(Layout element annotations)
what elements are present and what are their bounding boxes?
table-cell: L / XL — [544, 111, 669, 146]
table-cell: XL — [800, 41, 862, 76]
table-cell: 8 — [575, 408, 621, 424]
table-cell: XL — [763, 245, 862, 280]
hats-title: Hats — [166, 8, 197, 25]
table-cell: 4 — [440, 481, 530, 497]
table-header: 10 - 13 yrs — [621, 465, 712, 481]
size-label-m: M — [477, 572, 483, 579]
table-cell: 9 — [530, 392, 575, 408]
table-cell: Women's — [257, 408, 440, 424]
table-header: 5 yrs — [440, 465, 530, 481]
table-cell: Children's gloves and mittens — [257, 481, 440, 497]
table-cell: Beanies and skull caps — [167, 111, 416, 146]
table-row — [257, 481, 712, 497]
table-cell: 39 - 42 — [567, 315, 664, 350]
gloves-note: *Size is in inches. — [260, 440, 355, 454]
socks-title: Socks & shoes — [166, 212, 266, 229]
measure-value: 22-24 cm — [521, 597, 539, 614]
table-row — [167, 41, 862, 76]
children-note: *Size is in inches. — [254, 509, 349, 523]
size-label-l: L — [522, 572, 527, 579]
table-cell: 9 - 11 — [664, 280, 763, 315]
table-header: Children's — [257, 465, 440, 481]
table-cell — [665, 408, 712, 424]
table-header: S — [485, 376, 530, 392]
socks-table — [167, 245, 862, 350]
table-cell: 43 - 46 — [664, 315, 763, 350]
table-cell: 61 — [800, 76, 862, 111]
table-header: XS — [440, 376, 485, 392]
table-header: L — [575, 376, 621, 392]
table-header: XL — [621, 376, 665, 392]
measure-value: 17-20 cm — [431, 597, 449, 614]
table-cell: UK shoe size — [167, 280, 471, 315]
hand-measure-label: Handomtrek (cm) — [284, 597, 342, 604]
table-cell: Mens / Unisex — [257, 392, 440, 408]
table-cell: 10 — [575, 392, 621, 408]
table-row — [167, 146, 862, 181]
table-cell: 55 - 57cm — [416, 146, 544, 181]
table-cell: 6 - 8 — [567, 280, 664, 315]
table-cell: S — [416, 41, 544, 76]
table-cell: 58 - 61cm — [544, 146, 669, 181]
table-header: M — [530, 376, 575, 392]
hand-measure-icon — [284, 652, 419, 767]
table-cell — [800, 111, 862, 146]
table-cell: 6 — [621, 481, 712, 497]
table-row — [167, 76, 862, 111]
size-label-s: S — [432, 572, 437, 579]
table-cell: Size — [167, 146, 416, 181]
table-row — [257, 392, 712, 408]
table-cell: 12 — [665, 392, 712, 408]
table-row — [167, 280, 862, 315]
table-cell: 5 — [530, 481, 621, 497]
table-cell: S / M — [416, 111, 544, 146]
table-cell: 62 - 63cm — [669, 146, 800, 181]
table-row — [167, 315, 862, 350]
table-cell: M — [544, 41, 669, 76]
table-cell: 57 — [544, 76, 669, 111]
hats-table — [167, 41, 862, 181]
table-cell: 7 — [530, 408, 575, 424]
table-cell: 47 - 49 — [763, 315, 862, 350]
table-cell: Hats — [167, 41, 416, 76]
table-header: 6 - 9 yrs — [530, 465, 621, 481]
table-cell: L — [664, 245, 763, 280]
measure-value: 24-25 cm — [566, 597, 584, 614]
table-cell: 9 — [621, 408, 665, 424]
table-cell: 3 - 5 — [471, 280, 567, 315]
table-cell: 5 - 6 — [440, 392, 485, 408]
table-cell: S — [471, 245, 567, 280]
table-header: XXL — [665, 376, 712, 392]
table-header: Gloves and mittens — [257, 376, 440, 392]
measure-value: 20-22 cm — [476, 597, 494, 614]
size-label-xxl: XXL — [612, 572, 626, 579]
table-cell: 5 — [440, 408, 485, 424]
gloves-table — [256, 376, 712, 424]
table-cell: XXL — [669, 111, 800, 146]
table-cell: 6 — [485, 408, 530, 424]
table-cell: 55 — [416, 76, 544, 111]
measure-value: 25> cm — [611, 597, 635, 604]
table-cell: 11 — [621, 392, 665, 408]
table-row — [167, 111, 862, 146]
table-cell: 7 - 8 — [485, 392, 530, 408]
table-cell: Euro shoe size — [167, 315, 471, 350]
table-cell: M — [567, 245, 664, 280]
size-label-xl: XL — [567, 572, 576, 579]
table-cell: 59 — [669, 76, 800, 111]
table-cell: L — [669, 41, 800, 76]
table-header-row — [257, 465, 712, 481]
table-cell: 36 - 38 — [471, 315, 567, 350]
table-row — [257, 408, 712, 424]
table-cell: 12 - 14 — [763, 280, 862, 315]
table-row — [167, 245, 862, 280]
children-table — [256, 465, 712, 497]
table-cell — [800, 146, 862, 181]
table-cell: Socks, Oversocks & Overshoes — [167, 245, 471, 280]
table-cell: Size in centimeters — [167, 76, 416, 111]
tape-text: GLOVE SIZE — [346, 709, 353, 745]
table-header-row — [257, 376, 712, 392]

--

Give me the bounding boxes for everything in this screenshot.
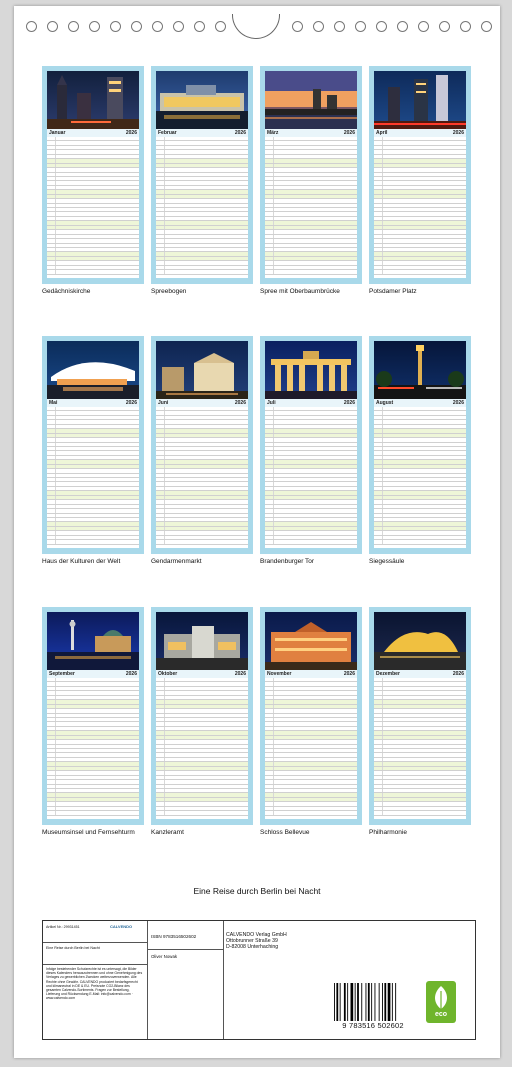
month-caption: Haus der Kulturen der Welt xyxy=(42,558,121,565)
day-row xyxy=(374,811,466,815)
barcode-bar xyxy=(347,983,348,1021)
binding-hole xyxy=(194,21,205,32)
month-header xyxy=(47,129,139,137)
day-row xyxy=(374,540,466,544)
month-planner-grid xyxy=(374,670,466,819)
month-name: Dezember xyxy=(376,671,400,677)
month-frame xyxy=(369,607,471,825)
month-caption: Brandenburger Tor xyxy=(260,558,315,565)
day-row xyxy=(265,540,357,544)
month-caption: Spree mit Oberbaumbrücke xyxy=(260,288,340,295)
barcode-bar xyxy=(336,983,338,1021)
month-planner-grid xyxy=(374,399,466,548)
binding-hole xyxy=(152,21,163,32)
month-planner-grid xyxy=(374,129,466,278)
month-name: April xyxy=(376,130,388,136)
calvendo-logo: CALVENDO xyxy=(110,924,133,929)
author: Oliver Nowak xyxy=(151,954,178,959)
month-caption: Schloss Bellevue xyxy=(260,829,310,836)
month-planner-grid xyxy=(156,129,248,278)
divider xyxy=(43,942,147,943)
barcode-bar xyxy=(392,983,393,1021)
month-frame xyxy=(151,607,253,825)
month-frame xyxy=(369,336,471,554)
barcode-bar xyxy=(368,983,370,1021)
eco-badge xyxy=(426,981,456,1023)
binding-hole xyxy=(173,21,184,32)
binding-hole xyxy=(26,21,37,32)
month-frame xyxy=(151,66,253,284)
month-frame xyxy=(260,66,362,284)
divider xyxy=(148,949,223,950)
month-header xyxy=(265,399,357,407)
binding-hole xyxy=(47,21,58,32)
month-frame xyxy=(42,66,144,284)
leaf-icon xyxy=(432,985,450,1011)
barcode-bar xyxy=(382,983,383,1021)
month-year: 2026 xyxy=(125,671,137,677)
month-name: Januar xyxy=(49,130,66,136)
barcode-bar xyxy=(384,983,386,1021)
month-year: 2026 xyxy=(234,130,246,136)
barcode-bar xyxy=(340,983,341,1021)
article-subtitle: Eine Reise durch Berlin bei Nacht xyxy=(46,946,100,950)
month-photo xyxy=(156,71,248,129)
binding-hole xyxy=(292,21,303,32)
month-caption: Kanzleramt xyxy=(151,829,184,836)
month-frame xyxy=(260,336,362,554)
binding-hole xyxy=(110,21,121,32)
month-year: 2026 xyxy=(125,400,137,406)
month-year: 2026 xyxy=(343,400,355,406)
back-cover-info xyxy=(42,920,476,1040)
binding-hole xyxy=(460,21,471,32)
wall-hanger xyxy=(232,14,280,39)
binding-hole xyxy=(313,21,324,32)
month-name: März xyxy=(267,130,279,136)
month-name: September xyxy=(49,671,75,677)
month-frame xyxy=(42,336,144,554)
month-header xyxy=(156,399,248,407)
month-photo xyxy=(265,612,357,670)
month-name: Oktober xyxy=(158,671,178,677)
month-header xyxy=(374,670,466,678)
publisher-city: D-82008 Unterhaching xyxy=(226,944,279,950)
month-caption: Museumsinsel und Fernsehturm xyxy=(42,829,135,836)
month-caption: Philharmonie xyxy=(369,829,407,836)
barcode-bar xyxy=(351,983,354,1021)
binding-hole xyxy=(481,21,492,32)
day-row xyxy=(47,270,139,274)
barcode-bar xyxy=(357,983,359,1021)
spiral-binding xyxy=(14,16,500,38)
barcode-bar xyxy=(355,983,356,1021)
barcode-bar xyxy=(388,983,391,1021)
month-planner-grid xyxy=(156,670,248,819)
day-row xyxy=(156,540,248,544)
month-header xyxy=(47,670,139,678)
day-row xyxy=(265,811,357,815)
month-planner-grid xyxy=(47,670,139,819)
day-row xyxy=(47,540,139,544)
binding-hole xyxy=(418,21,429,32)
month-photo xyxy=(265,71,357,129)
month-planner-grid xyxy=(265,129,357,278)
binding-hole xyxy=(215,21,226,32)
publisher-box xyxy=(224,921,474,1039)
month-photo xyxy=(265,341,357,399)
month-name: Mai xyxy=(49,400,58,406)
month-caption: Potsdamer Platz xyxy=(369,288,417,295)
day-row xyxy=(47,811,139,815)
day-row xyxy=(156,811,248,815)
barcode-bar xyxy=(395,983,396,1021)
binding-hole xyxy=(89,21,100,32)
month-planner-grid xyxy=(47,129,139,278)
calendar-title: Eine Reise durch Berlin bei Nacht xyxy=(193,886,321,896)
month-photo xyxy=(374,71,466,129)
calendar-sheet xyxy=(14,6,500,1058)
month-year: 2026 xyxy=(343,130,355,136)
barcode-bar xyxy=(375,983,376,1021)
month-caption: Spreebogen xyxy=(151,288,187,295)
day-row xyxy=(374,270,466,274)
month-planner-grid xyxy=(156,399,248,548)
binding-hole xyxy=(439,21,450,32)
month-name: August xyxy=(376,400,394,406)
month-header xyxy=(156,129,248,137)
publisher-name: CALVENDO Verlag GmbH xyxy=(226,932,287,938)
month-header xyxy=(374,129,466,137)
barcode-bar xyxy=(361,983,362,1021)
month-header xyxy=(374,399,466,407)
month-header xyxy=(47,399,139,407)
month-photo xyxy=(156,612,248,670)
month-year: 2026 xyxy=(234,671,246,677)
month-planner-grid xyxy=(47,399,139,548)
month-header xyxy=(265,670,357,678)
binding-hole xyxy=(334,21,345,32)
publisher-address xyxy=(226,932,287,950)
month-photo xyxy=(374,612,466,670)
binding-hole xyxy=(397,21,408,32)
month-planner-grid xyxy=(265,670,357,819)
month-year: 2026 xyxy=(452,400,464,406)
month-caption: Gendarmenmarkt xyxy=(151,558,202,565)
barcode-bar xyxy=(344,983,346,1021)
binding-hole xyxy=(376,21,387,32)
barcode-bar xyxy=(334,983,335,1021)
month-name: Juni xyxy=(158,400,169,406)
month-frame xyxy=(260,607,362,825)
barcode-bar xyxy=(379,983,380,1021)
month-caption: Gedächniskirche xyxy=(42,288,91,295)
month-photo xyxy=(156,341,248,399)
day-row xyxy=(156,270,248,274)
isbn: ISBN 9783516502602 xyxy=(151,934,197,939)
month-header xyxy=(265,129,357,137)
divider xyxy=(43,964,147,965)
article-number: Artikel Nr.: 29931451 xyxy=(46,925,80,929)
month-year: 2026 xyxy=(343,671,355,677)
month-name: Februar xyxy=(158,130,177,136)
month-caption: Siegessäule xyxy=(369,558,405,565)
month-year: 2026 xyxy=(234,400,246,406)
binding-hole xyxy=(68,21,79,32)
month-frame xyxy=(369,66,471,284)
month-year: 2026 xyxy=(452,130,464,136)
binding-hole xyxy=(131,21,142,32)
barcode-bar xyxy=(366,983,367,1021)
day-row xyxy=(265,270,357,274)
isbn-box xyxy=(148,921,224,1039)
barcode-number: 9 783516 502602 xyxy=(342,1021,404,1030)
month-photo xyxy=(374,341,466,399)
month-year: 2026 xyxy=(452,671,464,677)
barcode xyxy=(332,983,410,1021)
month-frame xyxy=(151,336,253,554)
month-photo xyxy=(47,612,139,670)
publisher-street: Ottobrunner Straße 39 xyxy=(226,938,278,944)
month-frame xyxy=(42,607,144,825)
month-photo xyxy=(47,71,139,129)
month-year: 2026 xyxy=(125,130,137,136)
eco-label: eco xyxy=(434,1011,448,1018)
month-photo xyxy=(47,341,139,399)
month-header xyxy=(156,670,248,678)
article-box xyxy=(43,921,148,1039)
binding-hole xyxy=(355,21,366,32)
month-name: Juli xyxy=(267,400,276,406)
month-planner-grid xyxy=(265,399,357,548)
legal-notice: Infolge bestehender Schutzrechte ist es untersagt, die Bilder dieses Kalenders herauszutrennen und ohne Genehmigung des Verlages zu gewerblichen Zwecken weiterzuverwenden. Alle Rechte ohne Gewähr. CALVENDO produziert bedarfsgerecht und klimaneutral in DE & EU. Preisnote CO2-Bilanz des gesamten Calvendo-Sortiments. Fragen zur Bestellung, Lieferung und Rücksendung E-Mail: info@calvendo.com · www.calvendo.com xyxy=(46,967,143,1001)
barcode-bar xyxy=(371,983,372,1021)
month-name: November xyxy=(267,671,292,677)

==

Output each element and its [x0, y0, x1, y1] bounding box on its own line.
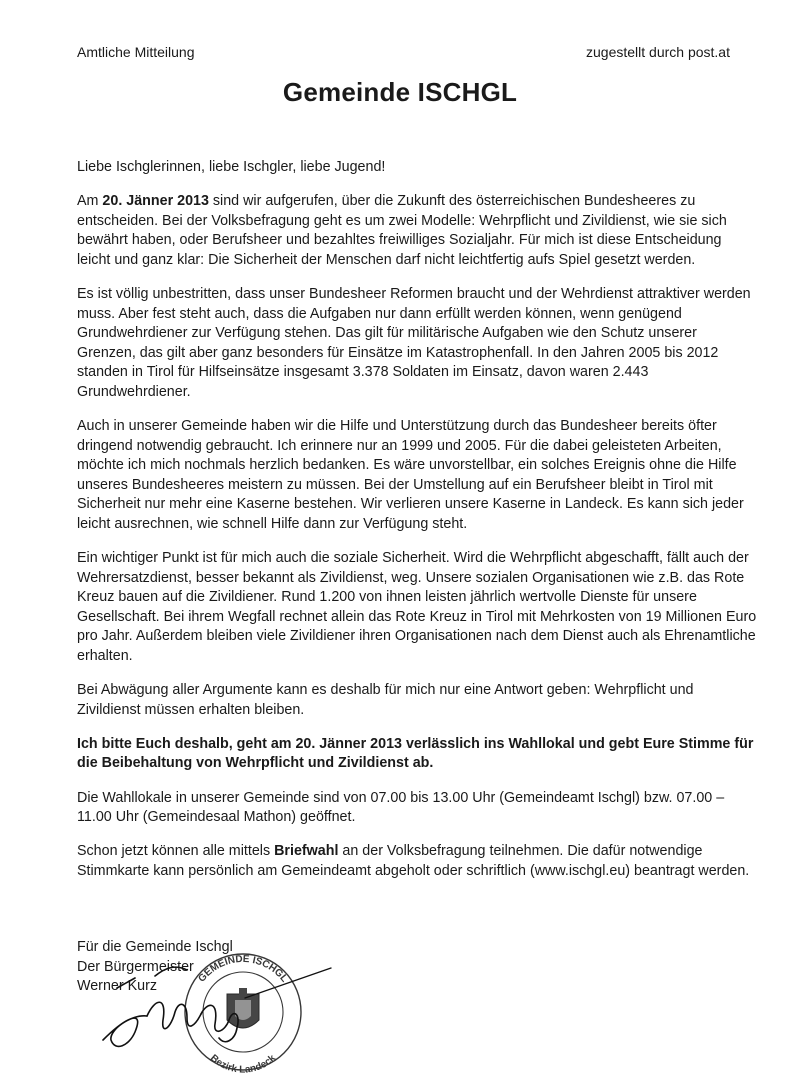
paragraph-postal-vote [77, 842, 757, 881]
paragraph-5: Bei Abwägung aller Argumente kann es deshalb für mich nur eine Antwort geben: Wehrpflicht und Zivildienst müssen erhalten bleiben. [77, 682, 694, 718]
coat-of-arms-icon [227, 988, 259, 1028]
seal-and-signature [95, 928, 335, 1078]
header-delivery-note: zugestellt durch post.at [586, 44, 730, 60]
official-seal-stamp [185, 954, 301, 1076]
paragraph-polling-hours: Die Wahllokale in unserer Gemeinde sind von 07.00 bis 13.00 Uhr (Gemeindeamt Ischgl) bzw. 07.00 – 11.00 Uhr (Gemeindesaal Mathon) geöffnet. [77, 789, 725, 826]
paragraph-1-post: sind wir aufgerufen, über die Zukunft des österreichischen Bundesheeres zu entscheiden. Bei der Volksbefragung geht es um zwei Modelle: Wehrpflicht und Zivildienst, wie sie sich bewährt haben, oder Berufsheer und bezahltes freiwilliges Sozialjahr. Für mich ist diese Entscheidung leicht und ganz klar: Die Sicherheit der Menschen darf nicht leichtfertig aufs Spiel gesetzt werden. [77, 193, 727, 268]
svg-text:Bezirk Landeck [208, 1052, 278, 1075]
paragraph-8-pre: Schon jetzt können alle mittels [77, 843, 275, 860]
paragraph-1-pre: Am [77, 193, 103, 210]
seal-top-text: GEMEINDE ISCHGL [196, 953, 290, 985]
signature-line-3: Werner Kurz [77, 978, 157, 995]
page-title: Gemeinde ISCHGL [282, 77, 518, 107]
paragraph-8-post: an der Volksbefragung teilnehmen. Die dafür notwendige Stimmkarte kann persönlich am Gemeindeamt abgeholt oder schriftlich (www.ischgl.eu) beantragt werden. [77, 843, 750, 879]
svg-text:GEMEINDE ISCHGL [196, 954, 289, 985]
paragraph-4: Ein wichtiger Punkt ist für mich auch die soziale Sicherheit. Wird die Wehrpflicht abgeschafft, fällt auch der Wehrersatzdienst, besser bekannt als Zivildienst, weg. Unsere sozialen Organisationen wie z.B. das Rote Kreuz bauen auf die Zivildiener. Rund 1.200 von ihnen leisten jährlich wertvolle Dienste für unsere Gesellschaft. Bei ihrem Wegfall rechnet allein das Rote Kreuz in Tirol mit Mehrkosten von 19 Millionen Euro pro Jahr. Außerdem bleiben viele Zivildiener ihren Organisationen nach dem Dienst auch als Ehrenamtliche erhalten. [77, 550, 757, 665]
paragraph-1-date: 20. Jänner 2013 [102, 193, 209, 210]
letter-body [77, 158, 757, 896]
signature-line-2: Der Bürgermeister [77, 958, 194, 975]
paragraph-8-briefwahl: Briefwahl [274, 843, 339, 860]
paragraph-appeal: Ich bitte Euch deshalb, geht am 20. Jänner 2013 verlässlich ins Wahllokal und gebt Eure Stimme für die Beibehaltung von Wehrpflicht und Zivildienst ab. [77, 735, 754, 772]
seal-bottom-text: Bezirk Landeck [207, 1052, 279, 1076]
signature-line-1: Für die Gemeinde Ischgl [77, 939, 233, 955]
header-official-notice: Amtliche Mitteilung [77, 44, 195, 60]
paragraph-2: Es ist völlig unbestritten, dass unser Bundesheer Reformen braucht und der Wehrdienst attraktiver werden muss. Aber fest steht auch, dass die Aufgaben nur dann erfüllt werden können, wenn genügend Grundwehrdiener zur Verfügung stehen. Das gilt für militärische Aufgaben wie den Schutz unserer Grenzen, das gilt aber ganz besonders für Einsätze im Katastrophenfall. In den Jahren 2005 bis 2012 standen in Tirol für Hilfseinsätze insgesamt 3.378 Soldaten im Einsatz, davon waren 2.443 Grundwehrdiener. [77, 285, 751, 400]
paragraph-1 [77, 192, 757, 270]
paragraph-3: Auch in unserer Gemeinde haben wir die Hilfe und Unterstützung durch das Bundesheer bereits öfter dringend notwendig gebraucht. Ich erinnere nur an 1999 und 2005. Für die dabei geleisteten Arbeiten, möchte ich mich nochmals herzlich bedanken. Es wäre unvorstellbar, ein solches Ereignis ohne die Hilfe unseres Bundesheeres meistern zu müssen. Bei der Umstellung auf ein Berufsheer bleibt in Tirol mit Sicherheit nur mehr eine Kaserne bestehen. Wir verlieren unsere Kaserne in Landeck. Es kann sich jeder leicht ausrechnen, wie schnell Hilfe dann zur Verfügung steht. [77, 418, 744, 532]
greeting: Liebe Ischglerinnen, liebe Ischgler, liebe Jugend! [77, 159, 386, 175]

- Work to be completed: How many lines of the records above contain the string "bounding"? Reply with the number alone.

- Answer to the exercise: 3